- _Task instructions_
Count how many lines include "определенный" and answer with that number only.

- _Records from a collection_

+++

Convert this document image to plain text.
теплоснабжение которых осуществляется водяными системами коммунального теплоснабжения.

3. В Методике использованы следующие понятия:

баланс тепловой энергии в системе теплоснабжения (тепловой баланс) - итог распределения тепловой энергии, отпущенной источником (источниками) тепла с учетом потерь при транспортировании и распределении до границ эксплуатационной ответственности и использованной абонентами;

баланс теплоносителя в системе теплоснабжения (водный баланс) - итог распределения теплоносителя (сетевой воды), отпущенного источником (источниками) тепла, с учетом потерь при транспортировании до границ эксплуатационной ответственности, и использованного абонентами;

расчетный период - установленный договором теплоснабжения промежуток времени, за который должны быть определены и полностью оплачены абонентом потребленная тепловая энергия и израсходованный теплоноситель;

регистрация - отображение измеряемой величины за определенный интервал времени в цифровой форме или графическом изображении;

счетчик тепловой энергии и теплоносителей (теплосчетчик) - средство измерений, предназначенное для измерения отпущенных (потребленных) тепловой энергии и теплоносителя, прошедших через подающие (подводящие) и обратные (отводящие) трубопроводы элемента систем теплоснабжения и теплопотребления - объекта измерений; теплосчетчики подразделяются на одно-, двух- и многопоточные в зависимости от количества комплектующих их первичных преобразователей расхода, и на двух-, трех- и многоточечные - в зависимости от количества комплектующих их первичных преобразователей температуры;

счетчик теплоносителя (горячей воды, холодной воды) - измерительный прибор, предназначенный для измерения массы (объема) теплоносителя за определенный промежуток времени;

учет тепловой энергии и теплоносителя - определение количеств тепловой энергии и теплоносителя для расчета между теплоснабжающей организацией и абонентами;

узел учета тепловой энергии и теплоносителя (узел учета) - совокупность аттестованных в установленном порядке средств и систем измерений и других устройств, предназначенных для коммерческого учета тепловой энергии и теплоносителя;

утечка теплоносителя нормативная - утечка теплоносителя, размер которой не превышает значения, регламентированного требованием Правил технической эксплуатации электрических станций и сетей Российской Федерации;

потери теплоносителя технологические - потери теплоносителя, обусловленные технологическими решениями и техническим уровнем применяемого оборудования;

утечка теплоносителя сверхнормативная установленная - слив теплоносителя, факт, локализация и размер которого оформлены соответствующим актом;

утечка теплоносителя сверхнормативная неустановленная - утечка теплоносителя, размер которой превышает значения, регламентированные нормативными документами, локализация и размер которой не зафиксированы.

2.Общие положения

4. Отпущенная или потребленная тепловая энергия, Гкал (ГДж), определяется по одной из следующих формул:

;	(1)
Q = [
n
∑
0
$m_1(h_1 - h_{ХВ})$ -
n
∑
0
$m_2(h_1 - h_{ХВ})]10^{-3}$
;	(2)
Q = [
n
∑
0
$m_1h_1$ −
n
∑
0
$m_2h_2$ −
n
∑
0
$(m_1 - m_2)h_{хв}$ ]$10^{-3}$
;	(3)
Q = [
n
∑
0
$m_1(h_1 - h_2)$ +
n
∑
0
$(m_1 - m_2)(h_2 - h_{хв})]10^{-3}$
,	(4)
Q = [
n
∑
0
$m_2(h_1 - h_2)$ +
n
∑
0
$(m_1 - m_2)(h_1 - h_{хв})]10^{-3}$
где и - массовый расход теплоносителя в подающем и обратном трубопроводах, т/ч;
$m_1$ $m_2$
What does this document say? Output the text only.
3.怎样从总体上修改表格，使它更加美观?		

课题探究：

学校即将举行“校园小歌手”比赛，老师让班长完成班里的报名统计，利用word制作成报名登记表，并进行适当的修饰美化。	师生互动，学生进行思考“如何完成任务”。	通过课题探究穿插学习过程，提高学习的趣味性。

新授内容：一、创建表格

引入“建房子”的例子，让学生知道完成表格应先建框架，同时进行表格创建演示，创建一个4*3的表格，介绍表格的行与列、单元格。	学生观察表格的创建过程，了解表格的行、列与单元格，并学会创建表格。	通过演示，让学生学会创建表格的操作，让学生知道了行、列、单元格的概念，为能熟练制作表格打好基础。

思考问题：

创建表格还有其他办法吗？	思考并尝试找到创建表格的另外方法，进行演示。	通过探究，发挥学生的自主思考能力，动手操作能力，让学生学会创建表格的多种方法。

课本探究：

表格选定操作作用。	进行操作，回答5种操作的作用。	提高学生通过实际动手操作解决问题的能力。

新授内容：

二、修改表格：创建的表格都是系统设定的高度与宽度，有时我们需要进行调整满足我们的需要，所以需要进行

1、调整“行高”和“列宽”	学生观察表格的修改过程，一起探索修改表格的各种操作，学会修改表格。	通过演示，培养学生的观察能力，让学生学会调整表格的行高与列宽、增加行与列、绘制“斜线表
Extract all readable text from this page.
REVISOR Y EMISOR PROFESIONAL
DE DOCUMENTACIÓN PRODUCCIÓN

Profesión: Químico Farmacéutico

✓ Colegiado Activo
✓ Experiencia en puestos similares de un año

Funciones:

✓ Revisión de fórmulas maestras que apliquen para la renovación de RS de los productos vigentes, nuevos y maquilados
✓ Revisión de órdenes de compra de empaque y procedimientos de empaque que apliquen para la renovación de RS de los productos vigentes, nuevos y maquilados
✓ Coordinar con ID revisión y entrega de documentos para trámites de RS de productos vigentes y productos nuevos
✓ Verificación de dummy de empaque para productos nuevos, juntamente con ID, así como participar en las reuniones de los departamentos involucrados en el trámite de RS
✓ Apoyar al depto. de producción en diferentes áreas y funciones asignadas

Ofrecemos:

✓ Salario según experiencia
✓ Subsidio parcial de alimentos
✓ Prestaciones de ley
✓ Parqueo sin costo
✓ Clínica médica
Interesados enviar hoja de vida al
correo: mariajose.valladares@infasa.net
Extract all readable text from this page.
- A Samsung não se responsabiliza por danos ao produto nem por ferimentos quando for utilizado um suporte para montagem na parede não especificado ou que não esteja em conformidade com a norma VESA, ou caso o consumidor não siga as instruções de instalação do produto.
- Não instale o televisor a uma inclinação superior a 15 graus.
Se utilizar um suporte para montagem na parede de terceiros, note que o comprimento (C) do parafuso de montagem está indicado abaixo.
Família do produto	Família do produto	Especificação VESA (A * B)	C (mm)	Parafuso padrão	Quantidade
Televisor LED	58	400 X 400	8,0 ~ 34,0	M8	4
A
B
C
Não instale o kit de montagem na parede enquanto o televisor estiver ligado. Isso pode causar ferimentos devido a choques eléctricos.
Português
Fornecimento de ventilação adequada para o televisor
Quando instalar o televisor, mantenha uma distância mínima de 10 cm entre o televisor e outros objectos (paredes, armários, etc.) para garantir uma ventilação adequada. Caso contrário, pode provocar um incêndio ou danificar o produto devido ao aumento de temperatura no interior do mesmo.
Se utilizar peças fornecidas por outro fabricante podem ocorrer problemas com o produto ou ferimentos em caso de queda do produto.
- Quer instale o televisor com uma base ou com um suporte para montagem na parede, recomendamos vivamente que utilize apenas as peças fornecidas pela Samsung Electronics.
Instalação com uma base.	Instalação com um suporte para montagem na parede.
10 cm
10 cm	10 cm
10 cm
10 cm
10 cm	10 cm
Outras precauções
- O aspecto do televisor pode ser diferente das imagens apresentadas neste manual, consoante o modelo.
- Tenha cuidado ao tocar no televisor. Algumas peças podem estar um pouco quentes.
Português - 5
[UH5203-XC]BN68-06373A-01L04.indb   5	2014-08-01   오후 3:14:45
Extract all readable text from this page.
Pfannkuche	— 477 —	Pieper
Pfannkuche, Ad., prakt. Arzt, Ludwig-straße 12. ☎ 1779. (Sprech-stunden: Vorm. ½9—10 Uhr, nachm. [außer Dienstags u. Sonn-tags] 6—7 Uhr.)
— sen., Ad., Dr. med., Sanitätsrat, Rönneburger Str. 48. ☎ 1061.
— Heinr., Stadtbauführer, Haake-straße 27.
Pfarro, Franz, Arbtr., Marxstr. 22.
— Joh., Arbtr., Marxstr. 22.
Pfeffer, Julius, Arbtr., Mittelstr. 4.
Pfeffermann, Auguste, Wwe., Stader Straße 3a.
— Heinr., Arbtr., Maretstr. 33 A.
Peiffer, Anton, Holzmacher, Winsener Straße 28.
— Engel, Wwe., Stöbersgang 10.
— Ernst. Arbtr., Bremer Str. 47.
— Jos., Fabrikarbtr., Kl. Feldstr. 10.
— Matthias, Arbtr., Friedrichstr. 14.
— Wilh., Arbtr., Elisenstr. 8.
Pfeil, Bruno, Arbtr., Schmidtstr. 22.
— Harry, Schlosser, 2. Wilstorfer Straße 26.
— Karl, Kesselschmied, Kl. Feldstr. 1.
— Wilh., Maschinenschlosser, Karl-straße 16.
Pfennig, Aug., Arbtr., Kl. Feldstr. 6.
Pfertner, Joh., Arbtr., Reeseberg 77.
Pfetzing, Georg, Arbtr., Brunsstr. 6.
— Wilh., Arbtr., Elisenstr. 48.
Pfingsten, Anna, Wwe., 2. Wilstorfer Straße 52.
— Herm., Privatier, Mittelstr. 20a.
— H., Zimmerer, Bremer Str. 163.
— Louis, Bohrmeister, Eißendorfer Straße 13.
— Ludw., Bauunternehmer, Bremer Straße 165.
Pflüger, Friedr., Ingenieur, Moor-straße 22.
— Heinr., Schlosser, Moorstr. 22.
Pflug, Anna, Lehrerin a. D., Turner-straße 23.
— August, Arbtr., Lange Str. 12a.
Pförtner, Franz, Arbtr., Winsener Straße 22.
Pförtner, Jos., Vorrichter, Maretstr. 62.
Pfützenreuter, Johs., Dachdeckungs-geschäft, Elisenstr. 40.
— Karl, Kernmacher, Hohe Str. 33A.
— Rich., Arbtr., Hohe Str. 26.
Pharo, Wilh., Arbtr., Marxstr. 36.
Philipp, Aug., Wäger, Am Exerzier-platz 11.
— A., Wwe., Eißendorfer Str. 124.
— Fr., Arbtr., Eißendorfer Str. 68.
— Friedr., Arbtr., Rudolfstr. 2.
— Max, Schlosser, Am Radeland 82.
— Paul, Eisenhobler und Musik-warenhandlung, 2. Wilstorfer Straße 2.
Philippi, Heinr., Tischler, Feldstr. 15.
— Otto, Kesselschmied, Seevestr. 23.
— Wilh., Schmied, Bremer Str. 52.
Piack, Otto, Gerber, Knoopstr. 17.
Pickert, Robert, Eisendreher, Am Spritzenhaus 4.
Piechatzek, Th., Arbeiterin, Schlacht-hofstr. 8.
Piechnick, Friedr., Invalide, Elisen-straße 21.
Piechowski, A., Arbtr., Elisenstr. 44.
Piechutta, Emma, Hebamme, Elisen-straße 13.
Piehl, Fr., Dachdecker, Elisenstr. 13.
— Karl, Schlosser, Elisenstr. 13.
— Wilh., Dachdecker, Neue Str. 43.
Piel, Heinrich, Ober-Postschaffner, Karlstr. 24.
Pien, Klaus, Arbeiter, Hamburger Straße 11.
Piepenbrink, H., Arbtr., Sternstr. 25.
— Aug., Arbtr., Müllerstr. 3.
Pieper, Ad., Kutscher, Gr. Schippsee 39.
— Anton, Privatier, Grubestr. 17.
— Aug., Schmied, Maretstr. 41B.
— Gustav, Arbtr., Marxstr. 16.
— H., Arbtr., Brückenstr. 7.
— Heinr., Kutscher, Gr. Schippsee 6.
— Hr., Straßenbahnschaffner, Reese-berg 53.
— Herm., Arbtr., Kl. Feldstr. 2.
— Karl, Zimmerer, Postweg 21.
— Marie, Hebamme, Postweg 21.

+++

- _Expected output_
2